| Excerpt to read |
# How much does the weather influence you?



## michael_23 (Mar 29, 2010)

Hey,

how much does the weather actually affect you? Do you think beautiful Spansh weather (when it's sunny) changes your moods, or after a while, is it not that significant and the stereotypical weather of Britain isn't that bad?

And, is it hard to get work done in boiling Spanish weather? How hard, after you've got used to it, is it to sit and concerntrate on some work, or is it better just having hot sunny weather to enjoy when you're retired?

Interested to know!


----------



## lynn (Sep 25, 2008)

michael_23 said:


> Hey,
> 
> how much does the weather actually affect you? Do you think beautiful Spansh weather (when it's sunny) changes your moods, or after a while, is it not that significant and the stereotypical weather of Britain isn't that bad?
> 
> ...


Its early days for me living in Spain, but I would say I am fantastically lifted when the sun shines! Conversely, I've never experienced such downs during periods of rain (and we have had more than our fair share of that). Its almost like you've been cheated. Plus the houses really aren't up to the bad weather. They aren't cosy. No central heating or carpets.

I have still got boxes to sort and unpack in the spare room which I said I would save for the winter months, but I ended up feeling so fed up when it rained, I didn't do them! During the summer I know it will be just too hot to lug boxes around, so the job is unlikely to get done!


----------



## jojo (Sep 20, 2007)

The weather affects me really badly - we've had terrible weather here since mid december and I've been really miserable. But on the occasional nice day, it has really picked me up. Theres nothing like the sunshine to make everything feel happy again! 

I'm convinced thats why the UK seems to be such a miserable place and why the people there seem to moan all the time, its the weather. During the nice spell experienced over there, apparently people are alot happier and smile more??????

The summer heat here is something else and I really appreciate why the southern europeans like their siestas - in fact most of Spain closes down during August. Its not just that its too hot to do anything, but the heat seems to make even the atmosphere seem still! But I love it!!!!

Jo xxx


----------



## Guest (Apr 21, 2010)

The trouble here, especially on the coast, is that the place is setup for it to be hot and sunny. The houses/flats are generally designed to be cool and out of the sun and things to do tend to centre around being outside. 

When it's cold and wet (like it has been seemingly since about December) then it's horrible. Houses are cold and damp, there is sod all to do other than watch dreadful Spanish TV, cook endlessly or read a book. As soon as the sun comes out you can almost feel your town/village breath a sign of relief and then there's a mass exodus outside which is an amazing feeling to be part of.

I've been here three years now and have adapted to the climate well I think. I'm walking along the paseo in jeans and a coat like the Spanish whilst dodging the holidaymakers in shorts and flipflops until about May/June! Along that line too it's actually nice when "winter" comes and you can get out your socks and shoes and feel a bit more dressed!

As far as working goes, as I mentioned, buildings are generally geared up to staying cool so can't say I've really noticed it. Additionally most places shut for August when it's the hottest so there's not really much work to do anyway (although that's taken some getting used to!)


----------



## gerrit (Jul 15, 2008)

Rainy weather can trigger my depressed moods, but suffering from depression in general it's not like the weather can totally lift me up. It's more like I have a colour, and the shade can vary depending on the weather (I hope that metaphor makes sense). Generally in terms of weather, I like the extremes: either very very cold but dry, or either very warm but dry. I guess I just have a strong dislike for rain (Belgium, my native country, was almost as rainy as the British Isles !). You can perfectly adapt your clothing and activities to either freezingly cold weather or very warm weather, but when it's raining it's like forcing me to stay indoors.

| Requirement 1 |
Could you print the part of the weather thread starting with "I've been here" and going on through "getting used to!)", word for word?
| Requirement 2 |
Can you answer these questions on the weather thread, marking each answer with the same letter?
(a) According to lynn, what two things do the houses lack?
(b) During which month does jojo say most of Spain closes down?
(c) What is gerrit's native country?

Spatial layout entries
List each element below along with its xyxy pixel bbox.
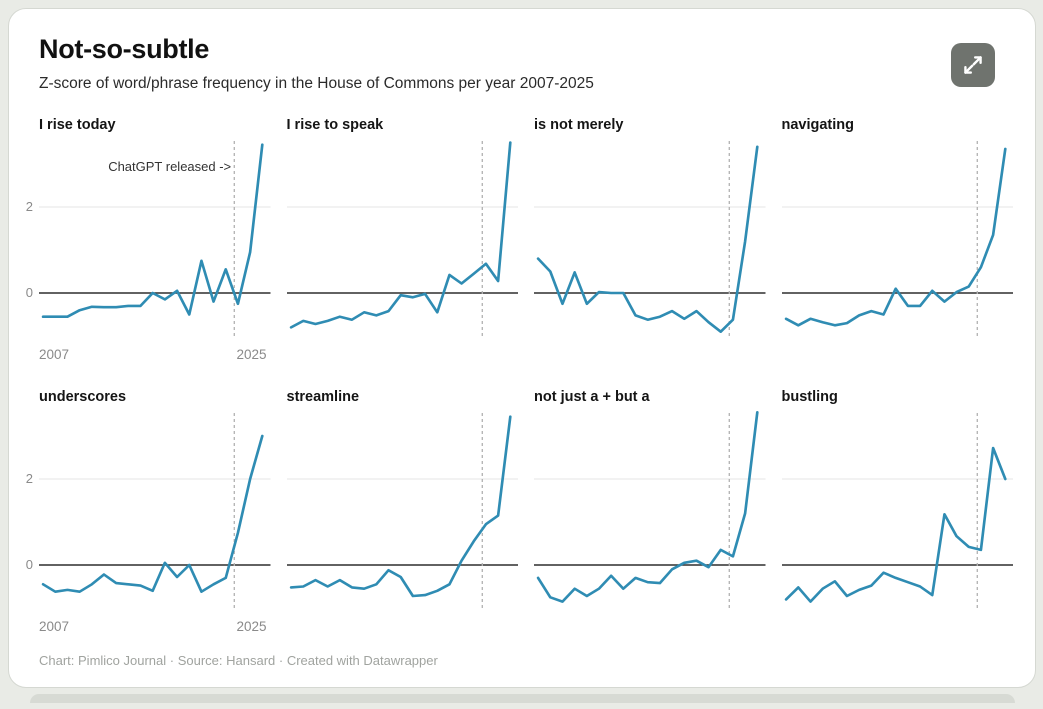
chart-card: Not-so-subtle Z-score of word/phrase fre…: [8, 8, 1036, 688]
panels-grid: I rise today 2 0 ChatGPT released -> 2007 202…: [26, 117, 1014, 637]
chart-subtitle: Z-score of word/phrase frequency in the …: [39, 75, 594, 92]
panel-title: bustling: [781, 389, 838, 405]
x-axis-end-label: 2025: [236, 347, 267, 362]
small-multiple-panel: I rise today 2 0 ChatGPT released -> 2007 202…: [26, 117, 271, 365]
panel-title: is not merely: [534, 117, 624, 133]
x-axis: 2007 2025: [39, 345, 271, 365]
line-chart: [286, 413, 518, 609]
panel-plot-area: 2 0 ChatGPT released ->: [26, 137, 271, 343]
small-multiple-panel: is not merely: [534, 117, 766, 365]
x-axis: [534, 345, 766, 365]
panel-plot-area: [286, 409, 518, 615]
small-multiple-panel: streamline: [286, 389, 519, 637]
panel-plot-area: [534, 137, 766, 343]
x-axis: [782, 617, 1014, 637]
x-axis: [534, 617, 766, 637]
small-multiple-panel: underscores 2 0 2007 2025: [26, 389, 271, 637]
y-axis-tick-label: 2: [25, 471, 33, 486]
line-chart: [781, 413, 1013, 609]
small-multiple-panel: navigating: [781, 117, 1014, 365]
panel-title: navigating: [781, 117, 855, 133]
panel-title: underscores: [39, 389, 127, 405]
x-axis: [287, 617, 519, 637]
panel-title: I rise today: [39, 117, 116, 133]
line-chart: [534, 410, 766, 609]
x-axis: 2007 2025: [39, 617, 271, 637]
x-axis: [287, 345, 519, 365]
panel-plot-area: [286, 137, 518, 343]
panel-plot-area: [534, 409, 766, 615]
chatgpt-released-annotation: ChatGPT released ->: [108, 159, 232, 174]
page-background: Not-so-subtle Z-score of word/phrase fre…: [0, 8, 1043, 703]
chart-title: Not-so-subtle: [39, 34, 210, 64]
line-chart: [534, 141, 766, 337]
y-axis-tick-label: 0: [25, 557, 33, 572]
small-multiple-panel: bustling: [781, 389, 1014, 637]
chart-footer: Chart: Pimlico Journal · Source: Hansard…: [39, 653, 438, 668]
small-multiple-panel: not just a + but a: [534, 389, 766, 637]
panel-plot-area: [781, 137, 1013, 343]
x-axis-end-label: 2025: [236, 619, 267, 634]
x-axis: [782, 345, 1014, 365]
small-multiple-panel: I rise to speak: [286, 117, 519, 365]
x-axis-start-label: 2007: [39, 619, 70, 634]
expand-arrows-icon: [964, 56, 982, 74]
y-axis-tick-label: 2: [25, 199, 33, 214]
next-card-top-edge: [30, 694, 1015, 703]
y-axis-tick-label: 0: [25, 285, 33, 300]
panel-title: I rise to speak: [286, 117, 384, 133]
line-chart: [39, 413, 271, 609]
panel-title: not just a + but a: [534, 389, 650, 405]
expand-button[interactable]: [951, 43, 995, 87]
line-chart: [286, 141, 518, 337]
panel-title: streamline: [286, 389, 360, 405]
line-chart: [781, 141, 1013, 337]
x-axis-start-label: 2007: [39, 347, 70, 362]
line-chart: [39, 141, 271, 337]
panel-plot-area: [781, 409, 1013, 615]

| Complete output 1 |
I've been here three years now and have adapted to the climate well I think. I'm walking along the paseo in jeans and a coat like the Spanish whilst dodging the holidaymakers in shorts and flipflops until about May/June! Along that line too it's actually nice when "winter" comes and you can get out your socks and shoes and feel a bit more dressed!

As far as working goes, as I mentioned, buildings are generally geared up to staying cool so can't say I've really noticed it. Additionally most places shut for August when it's the hottest so there's not really much work to do anyway (although that's taken some getting used to!)

| Complete output 2 |
(a) Central heating and carpets.
(b) August.
(c) Belgium.